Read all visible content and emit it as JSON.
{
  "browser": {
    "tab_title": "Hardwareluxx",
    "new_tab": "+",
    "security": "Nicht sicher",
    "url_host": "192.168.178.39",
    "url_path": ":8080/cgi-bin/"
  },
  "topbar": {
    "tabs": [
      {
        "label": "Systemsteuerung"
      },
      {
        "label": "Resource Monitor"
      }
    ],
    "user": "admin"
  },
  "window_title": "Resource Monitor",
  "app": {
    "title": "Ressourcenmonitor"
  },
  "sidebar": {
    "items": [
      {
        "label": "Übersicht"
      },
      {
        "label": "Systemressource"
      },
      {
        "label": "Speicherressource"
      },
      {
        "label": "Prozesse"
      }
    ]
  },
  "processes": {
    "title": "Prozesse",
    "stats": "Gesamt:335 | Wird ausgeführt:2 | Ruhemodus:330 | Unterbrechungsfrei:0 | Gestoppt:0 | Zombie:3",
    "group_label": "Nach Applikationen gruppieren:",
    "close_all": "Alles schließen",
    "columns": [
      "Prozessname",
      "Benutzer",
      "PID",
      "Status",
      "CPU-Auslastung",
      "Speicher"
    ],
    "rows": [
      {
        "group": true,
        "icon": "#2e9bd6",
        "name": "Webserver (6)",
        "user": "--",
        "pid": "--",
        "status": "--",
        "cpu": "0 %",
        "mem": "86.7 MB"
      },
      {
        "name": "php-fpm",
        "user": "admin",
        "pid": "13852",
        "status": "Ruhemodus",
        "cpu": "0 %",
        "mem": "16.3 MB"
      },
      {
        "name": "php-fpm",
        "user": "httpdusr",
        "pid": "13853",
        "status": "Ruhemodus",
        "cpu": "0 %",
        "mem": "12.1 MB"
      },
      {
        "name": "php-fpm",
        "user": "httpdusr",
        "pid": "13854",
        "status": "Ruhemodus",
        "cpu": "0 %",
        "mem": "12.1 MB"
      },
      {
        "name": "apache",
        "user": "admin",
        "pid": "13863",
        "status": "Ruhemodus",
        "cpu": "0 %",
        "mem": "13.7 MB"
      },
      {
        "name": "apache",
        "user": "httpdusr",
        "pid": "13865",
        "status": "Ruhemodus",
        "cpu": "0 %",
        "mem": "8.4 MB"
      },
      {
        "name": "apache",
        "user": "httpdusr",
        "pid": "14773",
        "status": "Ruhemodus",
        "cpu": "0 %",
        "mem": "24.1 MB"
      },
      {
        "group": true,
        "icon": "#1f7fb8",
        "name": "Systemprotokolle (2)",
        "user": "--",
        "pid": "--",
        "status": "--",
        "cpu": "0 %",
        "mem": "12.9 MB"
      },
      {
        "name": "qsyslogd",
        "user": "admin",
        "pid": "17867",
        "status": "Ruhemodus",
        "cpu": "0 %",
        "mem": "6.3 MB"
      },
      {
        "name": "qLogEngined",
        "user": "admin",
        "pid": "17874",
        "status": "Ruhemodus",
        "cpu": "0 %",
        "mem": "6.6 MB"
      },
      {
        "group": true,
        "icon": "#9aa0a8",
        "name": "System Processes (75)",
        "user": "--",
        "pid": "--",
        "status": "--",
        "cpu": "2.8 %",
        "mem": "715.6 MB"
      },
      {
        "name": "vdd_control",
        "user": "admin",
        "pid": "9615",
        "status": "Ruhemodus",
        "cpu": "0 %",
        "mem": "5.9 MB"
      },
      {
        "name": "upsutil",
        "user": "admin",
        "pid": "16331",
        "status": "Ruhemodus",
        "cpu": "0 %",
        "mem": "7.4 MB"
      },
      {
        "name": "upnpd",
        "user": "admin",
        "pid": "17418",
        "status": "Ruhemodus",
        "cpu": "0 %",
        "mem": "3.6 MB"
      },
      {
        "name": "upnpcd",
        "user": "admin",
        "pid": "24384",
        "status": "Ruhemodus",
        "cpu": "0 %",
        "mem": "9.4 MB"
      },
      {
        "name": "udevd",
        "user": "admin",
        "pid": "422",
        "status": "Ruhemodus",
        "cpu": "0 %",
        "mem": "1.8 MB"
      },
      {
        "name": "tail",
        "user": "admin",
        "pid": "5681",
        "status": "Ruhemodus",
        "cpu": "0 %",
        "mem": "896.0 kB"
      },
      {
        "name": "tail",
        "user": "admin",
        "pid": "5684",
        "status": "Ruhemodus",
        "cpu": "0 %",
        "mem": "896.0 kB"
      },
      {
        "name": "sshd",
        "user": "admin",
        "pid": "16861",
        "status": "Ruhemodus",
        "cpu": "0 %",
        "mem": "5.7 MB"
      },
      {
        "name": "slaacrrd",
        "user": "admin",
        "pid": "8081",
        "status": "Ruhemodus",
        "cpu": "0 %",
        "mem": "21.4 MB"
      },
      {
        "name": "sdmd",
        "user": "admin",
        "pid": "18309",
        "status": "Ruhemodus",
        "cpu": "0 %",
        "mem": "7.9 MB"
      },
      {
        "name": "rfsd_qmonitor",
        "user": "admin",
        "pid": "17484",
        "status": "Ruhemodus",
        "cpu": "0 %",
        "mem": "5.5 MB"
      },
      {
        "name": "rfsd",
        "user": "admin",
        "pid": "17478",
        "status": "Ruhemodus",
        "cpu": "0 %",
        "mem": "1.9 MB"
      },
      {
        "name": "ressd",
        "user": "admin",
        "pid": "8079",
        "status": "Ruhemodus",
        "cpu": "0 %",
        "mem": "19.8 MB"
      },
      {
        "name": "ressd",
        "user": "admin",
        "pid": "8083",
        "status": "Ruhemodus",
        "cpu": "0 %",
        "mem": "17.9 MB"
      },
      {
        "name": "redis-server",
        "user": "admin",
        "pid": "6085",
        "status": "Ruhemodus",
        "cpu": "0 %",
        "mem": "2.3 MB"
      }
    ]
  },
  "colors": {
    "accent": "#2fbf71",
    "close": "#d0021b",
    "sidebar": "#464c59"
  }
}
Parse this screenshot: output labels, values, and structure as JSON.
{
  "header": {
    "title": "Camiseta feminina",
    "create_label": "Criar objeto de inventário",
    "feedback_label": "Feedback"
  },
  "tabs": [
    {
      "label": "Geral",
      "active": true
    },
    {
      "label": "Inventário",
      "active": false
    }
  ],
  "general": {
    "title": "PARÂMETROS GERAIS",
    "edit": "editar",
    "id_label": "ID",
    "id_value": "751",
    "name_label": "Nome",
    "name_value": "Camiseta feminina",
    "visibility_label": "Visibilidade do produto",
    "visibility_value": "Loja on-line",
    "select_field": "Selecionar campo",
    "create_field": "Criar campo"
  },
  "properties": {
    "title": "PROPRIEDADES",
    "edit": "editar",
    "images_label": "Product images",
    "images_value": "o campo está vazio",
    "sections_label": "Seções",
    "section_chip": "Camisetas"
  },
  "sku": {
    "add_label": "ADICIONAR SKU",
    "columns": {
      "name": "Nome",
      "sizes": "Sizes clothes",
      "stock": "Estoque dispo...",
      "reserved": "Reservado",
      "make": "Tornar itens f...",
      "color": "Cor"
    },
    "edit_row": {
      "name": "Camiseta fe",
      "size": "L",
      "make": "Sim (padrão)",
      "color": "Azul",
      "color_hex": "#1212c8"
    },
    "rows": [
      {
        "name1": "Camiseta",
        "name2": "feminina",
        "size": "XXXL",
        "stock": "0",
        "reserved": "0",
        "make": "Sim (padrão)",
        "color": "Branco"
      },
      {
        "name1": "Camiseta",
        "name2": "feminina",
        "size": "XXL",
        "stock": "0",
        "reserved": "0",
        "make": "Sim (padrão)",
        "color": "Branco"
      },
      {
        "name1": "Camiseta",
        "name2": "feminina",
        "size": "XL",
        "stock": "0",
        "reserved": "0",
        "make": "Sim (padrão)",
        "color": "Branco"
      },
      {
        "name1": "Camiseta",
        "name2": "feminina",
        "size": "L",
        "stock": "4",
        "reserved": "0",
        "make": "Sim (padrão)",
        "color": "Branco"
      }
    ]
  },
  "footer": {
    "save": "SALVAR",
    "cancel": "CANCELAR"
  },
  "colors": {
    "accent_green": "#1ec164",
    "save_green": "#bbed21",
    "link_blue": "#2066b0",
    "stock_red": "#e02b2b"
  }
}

######

Task directions — Copy each line of the listing that contains the string "campo".

Response for this exercise —
    "select_field": "Selecionar campo",
    "create_field": "Criar campo"
    "images_value": "o campo está vazio",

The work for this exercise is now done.